| Text shown |

Mapping molecule similarity using rdkit

One cool feature in rdkit is the ability to visually highlight the similarity between two given molecules. In another post (Tanimoto Molecular Similarity Experiment) we saw how to find similar molecules using Tanimoto and Morgan Fingerprints.  At the end of the experiment we created an image file with the top 20 similar molecules to D-Aspartate (ZINC000000895218) from a given set.  In this blog roll, we look into how this similarity can be visualized using rdkit functions.

The function that does all this is SimilarityMaps.GetSimilarityMapForFingerprint. In the sample below, we will visualize the similarity between molecule D-Aspartate (ZINC000000895218) and L-Ser (ZINC000000895034), shown in the image below.

D-Aspartate and L-Sep Molecules

In our previous experiment, the Tanimoto similarity value obtained is 0.55. Let’s do some Python and have fun!

%matplotlib inline
%pylab inline
from IPython.display import Image
from rdkit.Chem import AllChem as Chem
from rdkit.Chem.Draw import IPythonConsole
from rdkit.Chem.Draw import SimilarityMaps
smiles1 = 'N[C@H](CC(=O)O)C(=O)O' #ZINC000000895218 (D-Aspartate)
smiles2 = 'N[C@@H](CO)C(=O)O' #ZINC000000895034 (L-Ser)
mol1 = Chem.MolFromSmiles(smiles1)
mol2 = Chem.MolFromSmiles(smiles2)

| Record set |
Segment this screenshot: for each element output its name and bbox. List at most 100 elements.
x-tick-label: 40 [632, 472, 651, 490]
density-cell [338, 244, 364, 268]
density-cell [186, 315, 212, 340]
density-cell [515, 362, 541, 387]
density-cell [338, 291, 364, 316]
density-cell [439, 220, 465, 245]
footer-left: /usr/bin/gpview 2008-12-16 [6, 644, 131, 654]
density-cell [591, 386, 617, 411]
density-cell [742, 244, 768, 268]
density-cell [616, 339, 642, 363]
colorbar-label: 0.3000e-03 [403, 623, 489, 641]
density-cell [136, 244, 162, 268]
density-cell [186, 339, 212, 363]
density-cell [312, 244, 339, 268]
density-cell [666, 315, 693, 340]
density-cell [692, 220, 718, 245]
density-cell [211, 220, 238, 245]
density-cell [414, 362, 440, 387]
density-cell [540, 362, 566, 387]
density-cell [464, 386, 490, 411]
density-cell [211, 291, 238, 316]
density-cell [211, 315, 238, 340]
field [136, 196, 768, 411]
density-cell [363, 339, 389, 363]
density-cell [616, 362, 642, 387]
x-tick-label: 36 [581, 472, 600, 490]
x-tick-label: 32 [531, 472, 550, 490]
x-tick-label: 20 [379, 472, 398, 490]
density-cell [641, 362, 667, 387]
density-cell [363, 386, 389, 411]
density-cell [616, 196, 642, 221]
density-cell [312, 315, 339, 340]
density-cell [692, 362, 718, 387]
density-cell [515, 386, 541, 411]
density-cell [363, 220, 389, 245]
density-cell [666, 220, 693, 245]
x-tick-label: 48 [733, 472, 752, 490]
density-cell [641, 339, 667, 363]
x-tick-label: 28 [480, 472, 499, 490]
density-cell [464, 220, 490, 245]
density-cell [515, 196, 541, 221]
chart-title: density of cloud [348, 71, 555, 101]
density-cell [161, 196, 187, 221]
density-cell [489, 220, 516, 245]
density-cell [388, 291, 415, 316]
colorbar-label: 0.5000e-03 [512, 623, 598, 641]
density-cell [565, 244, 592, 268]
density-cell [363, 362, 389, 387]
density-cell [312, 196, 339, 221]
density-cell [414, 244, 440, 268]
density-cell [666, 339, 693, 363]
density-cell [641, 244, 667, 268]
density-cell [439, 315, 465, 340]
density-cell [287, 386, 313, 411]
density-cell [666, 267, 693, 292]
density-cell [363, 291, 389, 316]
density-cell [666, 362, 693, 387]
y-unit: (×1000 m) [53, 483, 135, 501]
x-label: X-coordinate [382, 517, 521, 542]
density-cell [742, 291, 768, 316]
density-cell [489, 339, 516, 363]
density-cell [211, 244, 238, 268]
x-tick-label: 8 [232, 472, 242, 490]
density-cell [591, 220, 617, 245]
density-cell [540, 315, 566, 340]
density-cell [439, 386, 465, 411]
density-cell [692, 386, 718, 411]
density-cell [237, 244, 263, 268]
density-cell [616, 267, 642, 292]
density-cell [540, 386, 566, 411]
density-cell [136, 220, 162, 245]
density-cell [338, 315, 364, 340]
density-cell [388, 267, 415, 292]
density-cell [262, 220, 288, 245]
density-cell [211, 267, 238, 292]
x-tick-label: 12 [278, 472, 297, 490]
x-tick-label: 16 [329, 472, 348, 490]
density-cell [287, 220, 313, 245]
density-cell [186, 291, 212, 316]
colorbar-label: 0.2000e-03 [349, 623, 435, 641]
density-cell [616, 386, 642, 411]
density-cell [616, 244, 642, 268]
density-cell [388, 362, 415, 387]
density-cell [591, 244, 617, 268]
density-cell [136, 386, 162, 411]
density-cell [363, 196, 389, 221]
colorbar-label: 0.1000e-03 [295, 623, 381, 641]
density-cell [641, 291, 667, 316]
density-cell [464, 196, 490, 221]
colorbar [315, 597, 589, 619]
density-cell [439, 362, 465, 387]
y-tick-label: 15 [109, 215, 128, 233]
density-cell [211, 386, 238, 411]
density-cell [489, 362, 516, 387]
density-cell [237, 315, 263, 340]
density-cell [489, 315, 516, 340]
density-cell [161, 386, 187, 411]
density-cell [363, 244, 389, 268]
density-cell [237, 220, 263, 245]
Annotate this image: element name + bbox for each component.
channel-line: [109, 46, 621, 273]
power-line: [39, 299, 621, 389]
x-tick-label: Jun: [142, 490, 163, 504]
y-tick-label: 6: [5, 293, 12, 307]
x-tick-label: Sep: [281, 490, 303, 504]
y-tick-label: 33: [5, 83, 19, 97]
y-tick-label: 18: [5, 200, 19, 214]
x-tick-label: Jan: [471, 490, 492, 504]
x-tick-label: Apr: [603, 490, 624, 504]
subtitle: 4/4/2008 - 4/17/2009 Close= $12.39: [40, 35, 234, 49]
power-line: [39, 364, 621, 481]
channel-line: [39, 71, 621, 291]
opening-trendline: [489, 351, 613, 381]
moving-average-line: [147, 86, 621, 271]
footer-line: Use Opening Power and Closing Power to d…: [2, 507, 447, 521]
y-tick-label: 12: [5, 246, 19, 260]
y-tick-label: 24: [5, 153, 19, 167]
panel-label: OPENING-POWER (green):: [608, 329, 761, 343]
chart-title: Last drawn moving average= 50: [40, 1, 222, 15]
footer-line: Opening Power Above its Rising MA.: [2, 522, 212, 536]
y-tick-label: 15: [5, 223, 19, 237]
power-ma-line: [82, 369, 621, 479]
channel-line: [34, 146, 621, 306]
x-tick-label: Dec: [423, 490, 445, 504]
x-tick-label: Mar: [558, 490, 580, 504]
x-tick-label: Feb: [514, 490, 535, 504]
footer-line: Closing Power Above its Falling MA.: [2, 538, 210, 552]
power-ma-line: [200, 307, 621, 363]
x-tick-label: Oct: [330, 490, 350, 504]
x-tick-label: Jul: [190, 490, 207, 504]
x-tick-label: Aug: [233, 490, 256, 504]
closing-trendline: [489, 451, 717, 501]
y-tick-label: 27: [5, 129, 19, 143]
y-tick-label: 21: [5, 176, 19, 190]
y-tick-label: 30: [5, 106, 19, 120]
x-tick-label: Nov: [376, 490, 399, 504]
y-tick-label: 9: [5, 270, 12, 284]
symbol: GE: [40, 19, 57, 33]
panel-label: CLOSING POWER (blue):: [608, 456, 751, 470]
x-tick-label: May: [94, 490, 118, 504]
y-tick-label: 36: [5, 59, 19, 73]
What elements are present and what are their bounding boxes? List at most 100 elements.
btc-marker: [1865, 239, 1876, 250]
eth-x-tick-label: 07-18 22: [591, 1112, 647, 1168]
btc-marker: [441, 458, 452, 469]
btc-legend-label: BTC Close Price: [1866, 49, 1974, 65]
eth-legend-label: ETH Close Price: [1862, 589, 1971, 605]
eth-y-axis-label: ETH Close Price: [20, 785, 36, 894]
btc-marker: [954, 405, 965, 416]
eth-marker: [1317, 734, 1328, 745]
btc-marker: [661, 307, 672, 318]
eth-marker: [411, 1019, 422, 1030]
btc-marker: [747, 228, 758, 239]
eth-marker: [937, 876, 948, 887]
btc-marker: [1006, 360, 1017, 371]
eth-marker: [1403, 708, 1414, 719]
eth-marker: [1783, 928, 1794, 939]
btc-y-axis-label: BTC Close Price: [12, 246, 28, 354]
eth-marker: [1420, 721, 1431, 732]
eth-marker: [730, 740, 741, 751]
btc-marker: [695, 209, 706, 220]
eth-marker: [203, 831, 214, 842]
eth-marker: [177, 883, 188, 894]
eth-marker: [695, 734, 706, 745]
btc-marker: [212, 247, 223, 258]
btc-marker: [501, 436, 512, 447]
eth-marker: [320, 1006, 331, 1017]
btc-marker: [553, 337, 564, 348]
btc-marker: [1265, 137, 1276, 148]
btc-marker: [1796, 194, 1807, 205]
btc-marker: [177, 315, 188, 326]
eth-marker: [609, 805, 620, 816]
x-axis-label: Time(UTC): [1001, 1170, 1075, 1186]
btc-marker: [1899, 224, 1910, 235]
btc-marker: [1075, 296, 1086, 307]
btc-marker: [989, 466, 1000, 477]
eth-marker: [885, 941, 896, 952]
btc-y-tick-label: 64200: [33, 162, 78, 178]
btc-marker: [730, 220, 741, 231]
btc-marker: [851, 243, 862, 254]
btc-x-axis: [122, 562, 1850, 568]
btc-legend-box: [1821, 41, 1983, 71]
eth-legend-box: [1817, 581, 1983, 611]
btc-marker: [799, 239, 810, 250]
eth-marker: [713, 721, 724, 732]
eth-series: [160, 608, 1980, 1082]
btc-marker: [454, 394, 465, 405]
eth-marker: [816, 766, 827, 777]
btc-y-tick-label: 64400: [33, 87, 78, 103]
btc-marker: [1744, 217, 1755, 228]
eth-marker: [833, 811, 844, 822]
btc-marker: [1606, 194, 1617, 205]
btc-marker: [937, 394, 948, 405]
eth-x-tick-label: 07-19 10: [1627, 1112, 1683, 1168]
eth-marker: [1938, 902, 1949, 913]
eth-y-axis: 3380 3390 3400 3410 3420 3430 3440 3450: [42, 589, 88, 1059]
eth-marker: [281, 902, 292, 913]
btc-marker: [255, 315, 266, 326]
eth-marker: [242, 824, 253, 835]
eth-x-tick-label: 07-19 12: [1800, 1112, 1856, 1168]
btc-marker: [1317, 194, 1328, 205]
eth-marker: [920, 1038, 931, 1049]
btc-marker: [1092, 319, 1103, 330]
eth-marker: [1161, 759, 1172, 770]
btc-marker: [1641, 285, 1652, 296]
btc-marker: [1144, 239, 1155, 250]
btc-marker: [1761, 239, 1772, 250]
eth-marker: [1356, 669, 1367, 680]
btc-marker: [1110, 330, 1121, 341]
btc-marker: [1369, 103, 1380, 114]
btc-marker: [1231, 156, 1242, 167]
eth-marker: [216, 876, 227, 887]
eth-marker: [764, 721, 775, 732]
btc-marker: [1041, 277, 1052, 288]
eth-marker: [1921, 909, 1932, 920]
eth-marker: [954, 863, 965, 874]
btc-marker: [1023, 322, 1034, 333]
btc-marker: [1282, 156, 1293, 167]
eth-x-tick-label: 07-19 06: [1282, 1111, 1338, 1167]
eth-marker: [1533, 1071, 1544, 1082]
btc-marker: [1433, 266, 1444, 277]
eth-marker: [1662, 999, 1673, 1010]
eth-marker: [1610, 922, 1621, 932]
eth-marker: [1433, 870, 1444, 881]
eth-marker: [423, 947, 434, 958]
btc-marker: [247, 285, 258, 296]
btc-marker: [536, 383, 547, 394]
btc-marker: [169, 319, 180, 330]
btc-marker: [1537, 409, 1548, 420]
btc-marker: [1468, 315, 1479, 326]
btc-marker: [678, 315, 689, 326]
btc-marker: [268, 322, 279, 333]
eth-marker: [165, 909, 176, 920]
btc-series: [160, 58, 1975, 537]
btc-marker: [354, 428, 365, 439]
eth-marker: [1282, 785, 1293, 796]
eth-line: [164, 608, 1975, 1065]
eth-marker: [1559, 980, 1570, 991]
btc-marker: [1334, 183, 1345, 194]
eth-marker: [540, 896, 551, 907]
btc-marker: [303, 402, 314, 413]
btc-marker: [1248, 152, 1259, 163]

| Parts of the exercise |
a) From the rdkit similarity post, extract the passage starting at "D-Aspartate and L-Sep" and ending at "mol2 = Chem.MolFromSmiles(smiles2)".
b) Which function does the rdkit similarity post name as the one that does all the similarity visualization?
The entries are separate from the rdkit similarity post.

| Solutions by task |
a)
D-Aspartate and L-Sep Molecules

In our previous experiment, the Tanimoto similarity value obtained is 0.55. Let’s do some Python and have fun!

%matplotlib inline
%pylab inline
from IPython.display import Image
from rdkit.Chem import AllChem as Chem
from rdkit.Chem.Draw import IPythonConsole
from rdkit.Chem.Draw import SimilarityMaps
smiles1 = 'N[C@H](CC(=O)O)C(=O)O' #ZINC000000895218 (D-Aspartate)
smiles2 = 'N[C@@H](CO)C(=O)O' #ZINC000000895034 (L-Ser)
mol1 = Chem.MolFromSmiles(smiles1)
mol2 = Chem.MolFromSmiles(smiles2)

b) SimilarityMaps.GetSimilarityMapForFingerprint